**Set exercise**
Search the data below for the word "What" and copy each line that holds it.

**Input data**
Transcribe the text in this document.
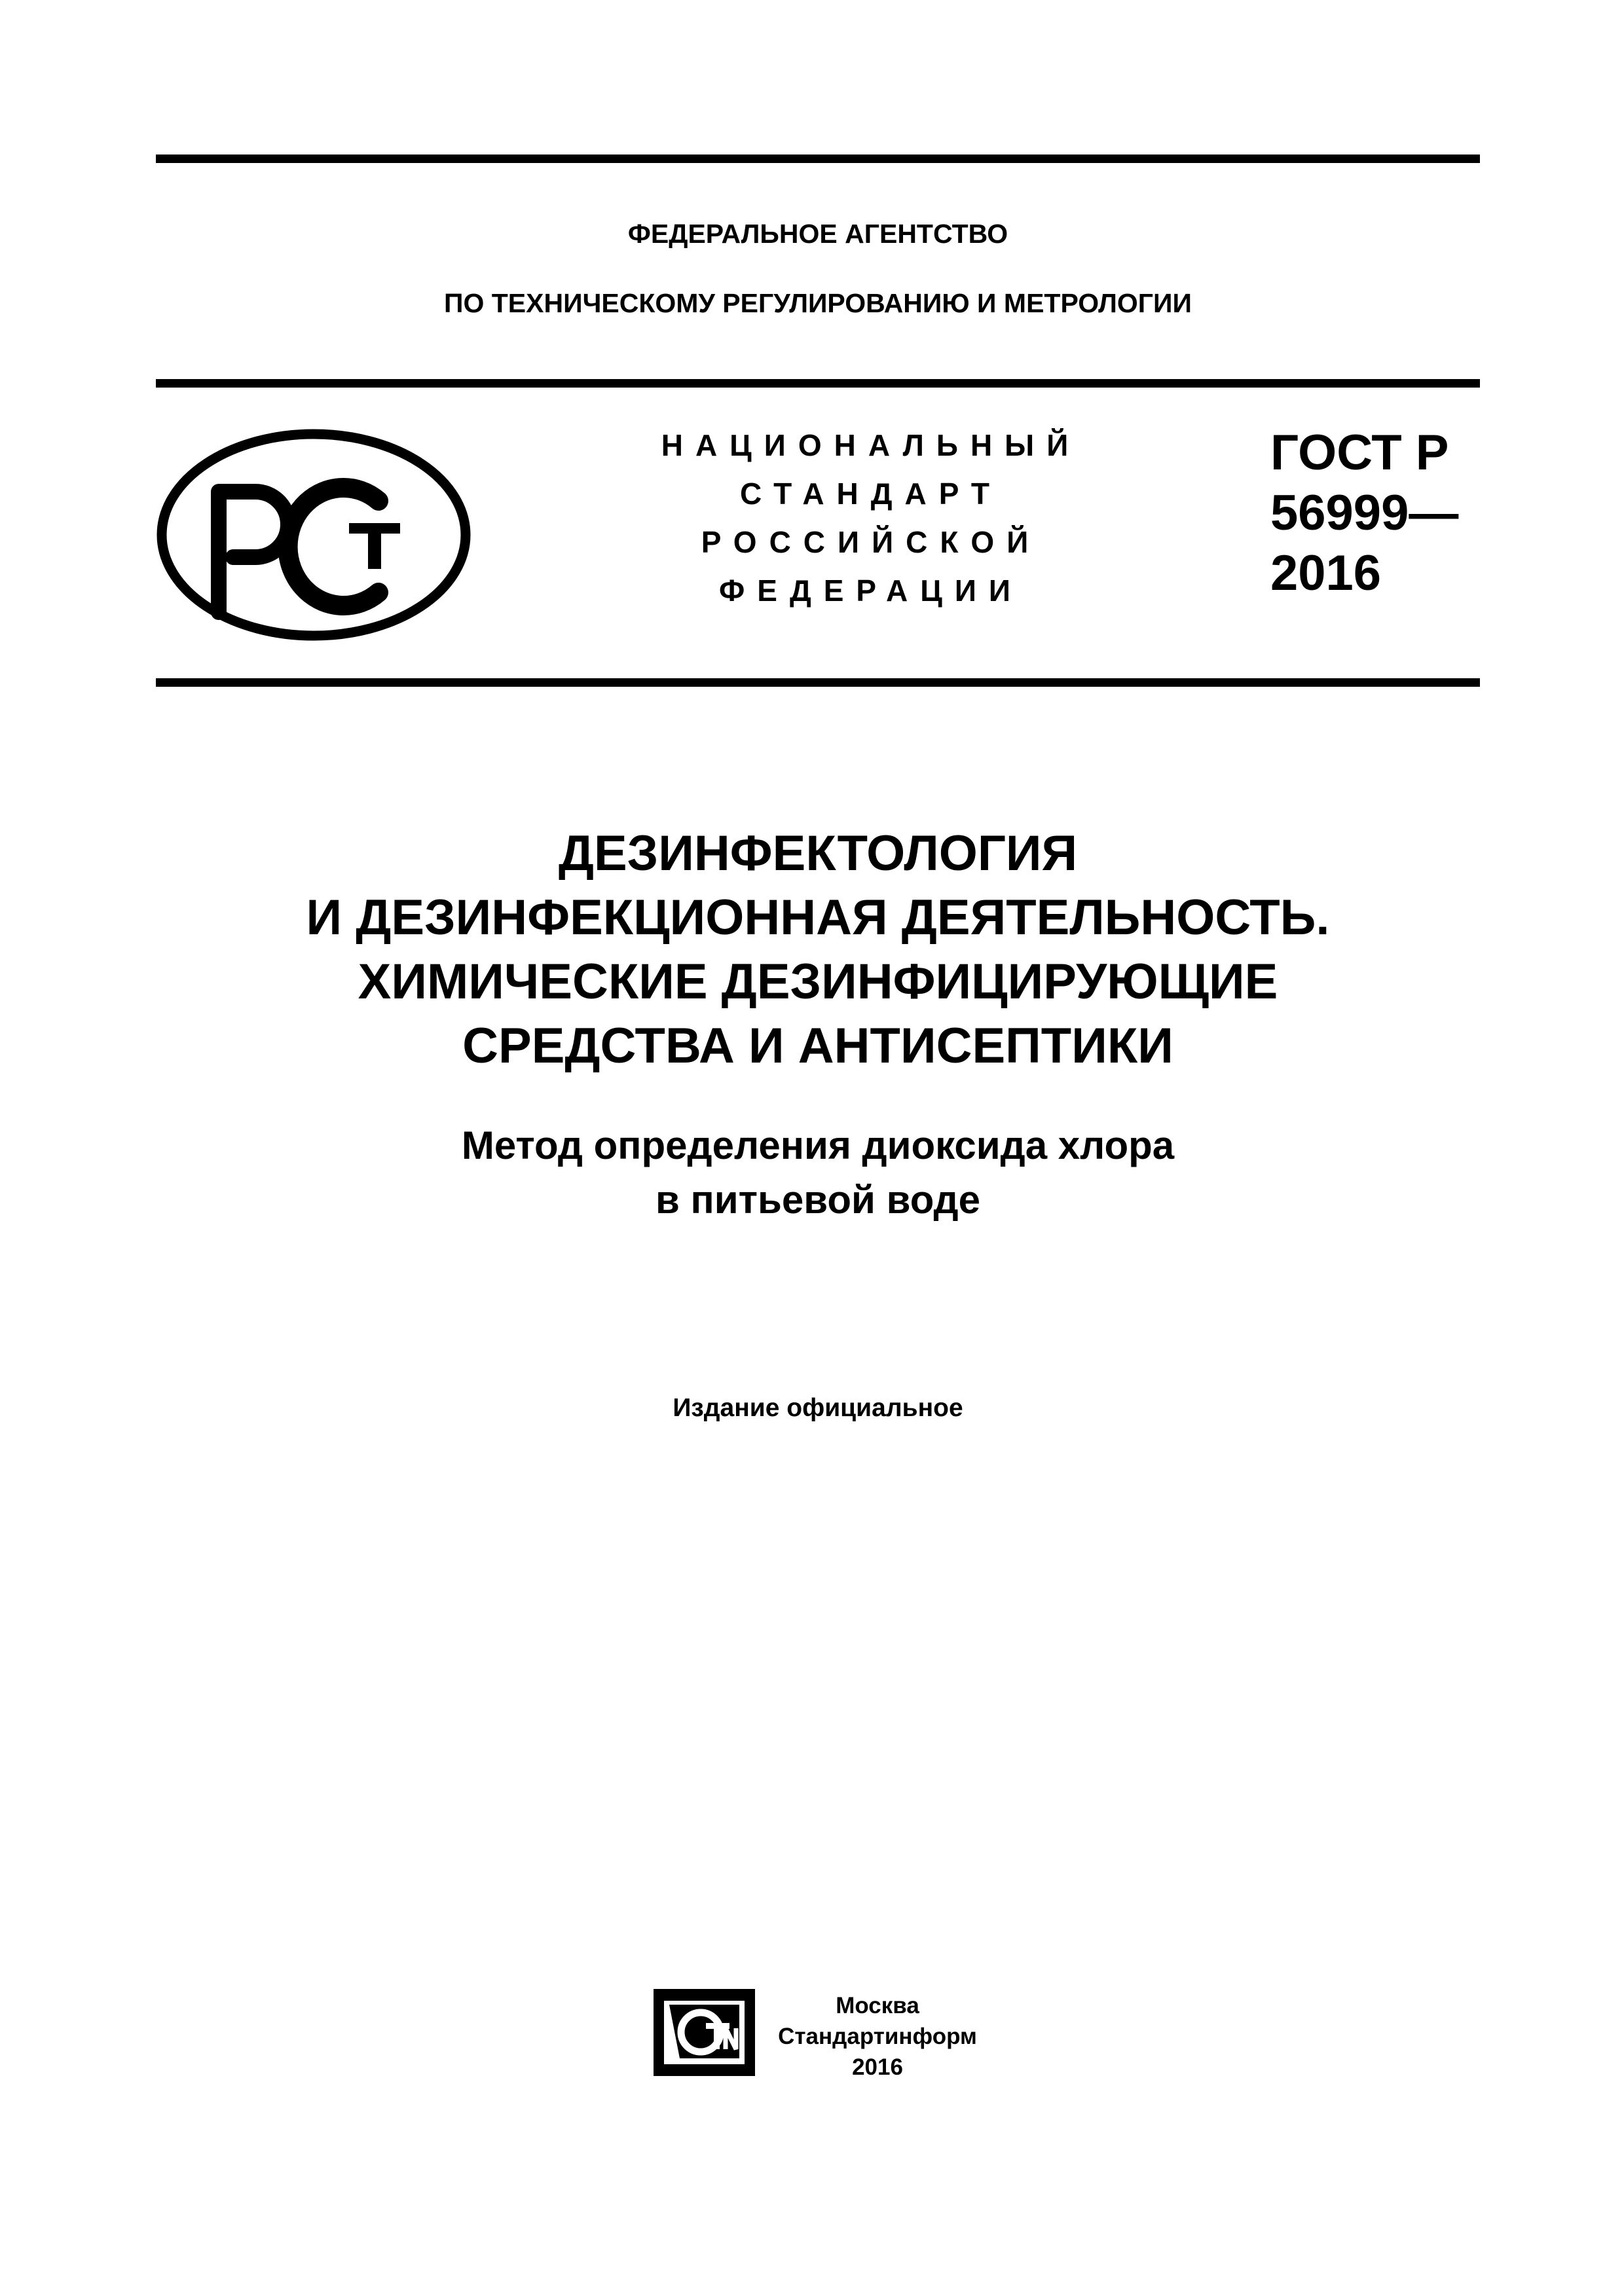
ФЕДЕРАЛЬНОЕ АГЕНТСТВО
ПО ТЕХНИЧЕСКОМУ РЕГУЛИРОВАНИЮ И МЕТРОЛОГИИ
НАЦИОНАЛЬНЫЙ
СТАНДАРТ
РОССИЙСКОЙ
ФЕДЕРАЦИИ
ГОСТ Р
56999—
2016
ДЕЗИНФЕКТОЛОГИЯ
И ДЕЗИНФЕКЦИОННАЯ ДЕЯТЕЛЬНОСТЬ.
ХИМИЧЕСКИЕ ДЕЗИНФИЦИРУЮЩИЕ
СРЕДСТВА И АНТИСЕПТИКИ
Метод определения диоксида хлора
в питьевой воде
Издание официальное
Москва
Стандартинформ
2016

...

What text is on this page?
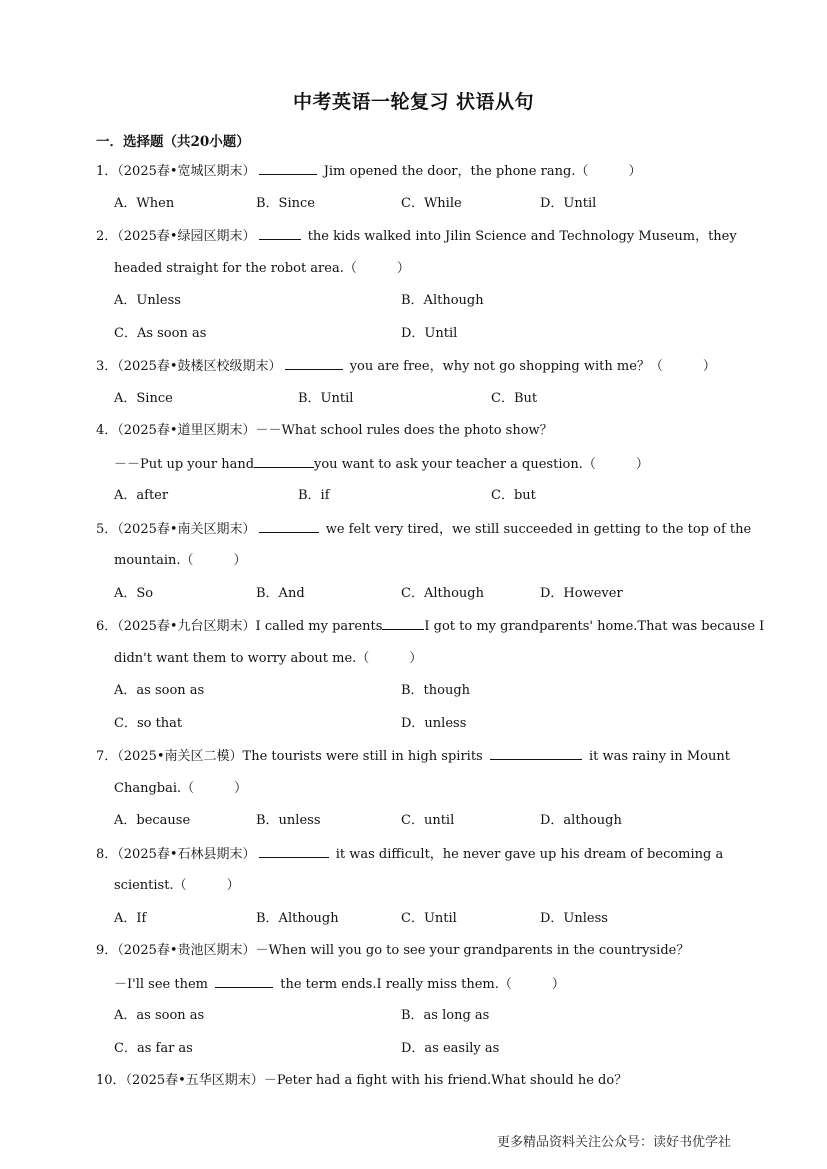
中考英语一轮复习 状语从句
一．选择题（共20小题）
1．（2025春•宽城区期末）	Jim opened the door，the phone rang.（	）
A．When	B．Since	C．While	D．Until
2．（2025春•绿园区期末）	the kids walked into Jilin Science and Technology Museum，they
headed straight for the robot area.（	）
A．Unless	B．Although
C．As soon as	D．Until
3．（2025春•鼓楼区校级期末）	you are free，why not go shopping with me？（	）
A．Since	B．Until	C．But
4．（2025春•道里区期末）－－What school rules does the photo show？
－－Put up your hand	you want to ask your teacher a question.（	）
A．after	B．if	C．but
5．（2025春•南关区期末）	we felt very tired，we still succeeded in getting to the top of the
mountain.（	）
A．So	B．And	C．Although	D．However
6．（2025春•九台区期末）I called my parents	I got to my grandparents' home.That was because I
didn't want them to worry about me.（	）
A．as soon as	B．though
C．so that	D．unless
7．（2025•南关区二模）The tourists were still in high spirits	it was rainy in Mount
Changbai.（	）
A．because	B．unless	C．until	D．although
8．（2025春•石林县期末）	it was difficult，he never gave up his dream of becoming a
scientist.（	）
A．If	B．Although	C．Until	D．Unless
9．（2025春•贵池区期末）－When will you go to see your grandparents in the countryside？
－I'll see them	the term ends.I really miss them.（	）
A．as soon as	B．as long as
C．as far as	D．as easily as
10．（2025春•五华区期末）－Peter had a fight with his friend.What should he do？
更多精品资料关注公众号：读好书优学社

**Answer in full**
What text is on this page?
4．（2025春•道里区期末）－－What school rules does the photo show？
10．（2025春•五华区期末）－Peter had a fight with his friend.What should he do？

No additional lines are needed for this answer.